(Exercise)
Skip the images. Copy the records exactly as written.

(Extracted information)
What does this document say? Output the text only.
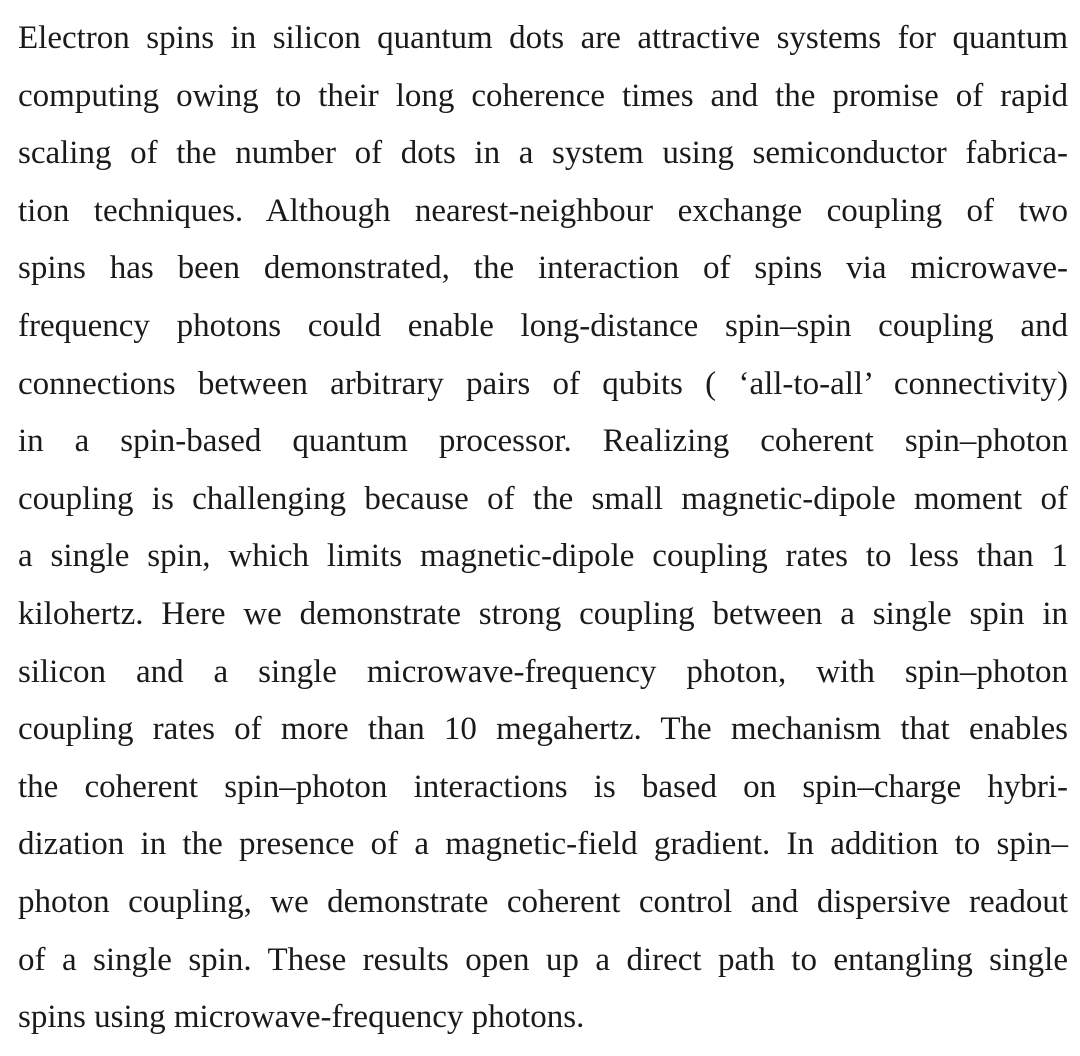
Electron spins in silicon quantum dots are attractive systems for quantum
computing owing to their long coherence times and the promise of rapid
scaling of the number of dots in a system using semiconductor fabrica-
tion techniques. Although nearest-neighbour exchange coupling of two
spins has been demonstrated, the interaction of spins via microwave-
frequency photons could enable long-distance spin–spin coupling and
connections between arbitrary pairs of qubits ( ‘all-to-all’ connectivity)
in a spin-based quantum processor. Realizing coherent spin–photon
coupling is challenging because of the small magnetic-dipole moment of
a single spin, which limits magnetic-dipole coupling rates to less than 1
kilohertz. Here we demonstrate strong coupling between a single spin in
silicon and a single microwave-frequency photon, with spin–photon
coupling rates of more than 10 megahertz. The mechanism that enables
the coherent spin–photon interactions is based on spin–charge hybri-
dization in the presence of a magnetic-field gradient. In addition to spin–
photon coupling, we demonstrate coherent control and dispersive readout
of a single spin. These results open up a direct path to entangling single
spins using microwave-frequency photons.
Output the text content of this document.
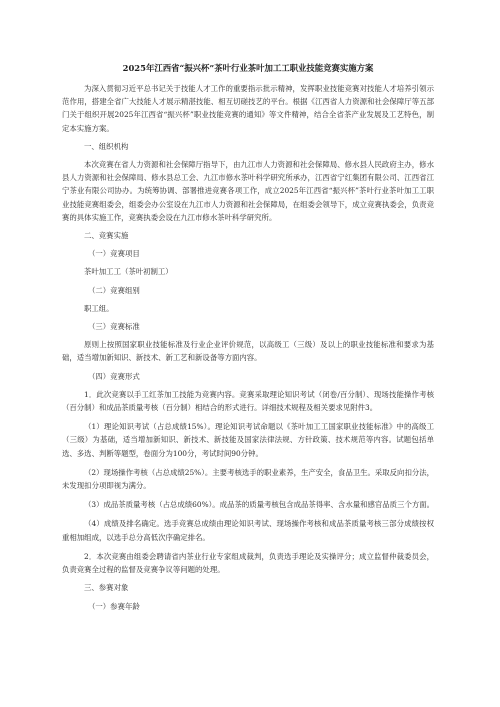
2025年江西省“振兴杯”茶叶行业茶叶加工工职业技能竞赛实施方案

为深入贯彻习近平总书记关于技能人才工作的重要指示批示精神，发挥职业技能竞赛对技能人才培养引领示范作用，搭建全省广大技能人才展示精湛技能、相互切磋技艺的平台。根据《江西省人力资源和社会保障厅等五部门关于组织开展2025年江西省“振兴杯”职业技能竞赛的通知》等文件精神，结合全省茶产业发展及工艺特色，制定本实施方案。

一、组织机构

本次竞赛在省人力资源和社会保障厅指导下，由九江市人力资源和社会保障局、修水县人民政府主办，修水县人力资源和社会保障局、修水县总工会、九江市修水茶叶科学研究所承办，江西省宁红集团有限公司、江西省江宁茶业有限公司协办。为统筹协调、部署推进竞赛各项工作，成立2025年江西省“振兴杯”茶叶行业茶叶加工工职业技能竞赛组委会，组委会办公室设在九江市人力资源和社会保障局，在组委会领导下，成立竞赛执委会，负责竞赛的具体实施工作，竞赛执委会设在九江市修水茶叶科学研究所。

二、竞赛实施

（一）竞赛项目

茶叶加工工（茶叶初制工）

（二）竞赛组别

职工组。

（三）竞赛标准

原则上按照国家职业技能标准及行业企业评价规范，以高级工（三级）及以上的职业技能标准和要求为基础，适当增加新知识、新技术、新工艺和新设备等方面内容。

（四）竞赛形式

1．此次竞赛以手工红茶加工技能为竞赛内容。竞赛采取理论知识考试（闭卷/百分制）、现场技能操作考核（百分制）和成品茶质量考核（百分制）相结合的形式进行。详细技术规程及相关要求见附件3。

（1）理论知识考试（占总成绩15%）。理论知识考试命题以《茶叶加工工国家职业技能标准》中的高级工（三级）为基础，适当增加新知识、新技术、新技能及国家法律法规、方针政策、技术规范等内容。试题包括单选、多选、判断等题型，卷面分为100分，考试时间90分钟。

（2）现场操作考核（占总成绩25%）。主要考核选手的职业素养，生产安全，食品卫生。采取反向扣分法，未发现扣分项即视为满分。

（3）成品茶质量考核（占总成绩60%）。成品茶的质量考核包含成品茶得率、含水量和感官品质三个方面。

（4）成绩及排名确定。选手竞赛总成绩由理论知识考试、现场操作考核和成品茶质量考核三部分成绩按权重相加组成，以选手总分高低次序确定排名。

2．本次竞赛由组委会聘请省内茶业行业专家组成裁判，负责选手理论及实操评分；成立监督仲裁委员会，负责竞赛全过程的监督及竞赛争议等问题的处理。

三、参赛对象

（一）参赛年龄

(Output)
What does this document say? Output the text only.
Electron spins in silicon quantum dots are attractive systems for quantum
computing owing to their long coherence times and the promise of rapid
scaling of the number of dots in a system using semiconductor fabrica-
tion techniques. Although nearest-neighbour exchange coupling of two
spins has been demonstrated, the interaction of spins via microwave-
frequency photons could enable long-distance spin–spin coupling and
connections between arbitrary pairs of qubits ( ‘all-to-all’ connectivity)
in a spin-based quantum processor. Realizing coherent spin–photon
coupling is challenging because of the small magnetic-dipole moment of
a single spin, which limits magnetic-dipole coupling rates to less than 1
kilohertz. Here we demonstrate strong coupling between a single spin in
silicon and a single microwave-frequency photon, with spin–photon
coupling rates of more than 10 megahertz. The mechanism that enables
the coherent spin–photon interactions is based on spin–charge hybri-
dization in the presence of a magnetic-field gradient. In addition to spin–
photon coupling, we demonstrate coherent control and dispersive readout
of a single spin. These results open up a direct path to entangling single
spins using microwave-frequency photons.
Output the text content of this document.
2025年江西省“振兴杯”茶叶行业茶叶加工工职业技能竞赛实施方案

为深入贯彻习近平总书记关于技能人才工作的重要指示批示精神，发挥职业技能竞赛对技能人才培养引领示范作用，搭建全省广大技能人才展示精湛技能、相互切磋技艺的平台。根据《江西省人力资源和社会保障厅等五部门关于组织开展2025年江西省“振兴杯”职业技能竞赛的通知》等文件精神，结合全省茶产业发展及工艺特色，制定本实施方案。

一、组织机构

本次竞赛在省人力资源和社会保障厅指导下，由九江市人力资源和社会保障局、修水县人民政府主办，修水县人力资源和社会保障局、修水县总工会、九江市修水茶叶科学研究所承办，江西省宁红集团有限公司、江西省江宁茶业有限公司协办。为统筹协调、部署推进竞赛各项工作，成立2025年江西省“振兴杯”茶叶行业茶叶加工工职业技能竞赛组委会，组委会办公室设在九江市人力资源和社会保障局，在组委会领导下，成立竞赛执委会，负责竞赛的具体实施工作，竞赛执委会设在九江市修水茶叶科学研究所。

二、竞赛实施

（一）竞赛项目

茶叶加工工（茶叶初制工）

（二）竞赛组别

职工组。

（三）竞赛标准

原则上按照国家职业技能标准及行业企业评价规范，以高级工（三级）及以上的职业技能标准和要求为基础，适当增加新知识、新技术、新工艺和新设备等方面内容。

（四）竞赛形式

1．此次竞赛以手工红茶加工技能为竞赛内容。竞赛采取理论知识考试（闭卷/百分制）、现场技能操作考核（百分制）和成品茶质量考核（百分制）相结合的形式进行。详细技术规程及相关要求见附件3。

（1）理论知识考试（占总成绩15%）。理论知识考试命题以《茶叶加工工国家职业技能标准》中的高级工（三级）为基础，适当增加新知识、新技术、新技能及国家法律法规、方针政策、技术规范等内容。试题包括单选、多选、判断等题型，卷面分为100分，考试时间90分钟。

（2）现场操作考核（占总成绩25%）。主要考核选手的职业素养，生产安全，食品卫生。采取反向扣分法，未发现扣分项即视为满分。

（3）成品茶质量考核（占总成绩60%）。成品茶的质量考核包含成品茶得率、含水量和感官品质三个方面。

（4）成绩及排名确定。选手竞赛总成绩由理论知识考试、现场操作考核和成品茶质量考核三部分成绩按权重相加组成，以选手总分高低次序确定排名。

2．本次竞赛由组委会聘请省内茶业行业专家组成裁判，负责选手理论及实操评分；成立监督仲裁委员会，负责竞赛全过程的监督及竞赛争议等问题的处理。

三、参赛对象

（一）参赛年龄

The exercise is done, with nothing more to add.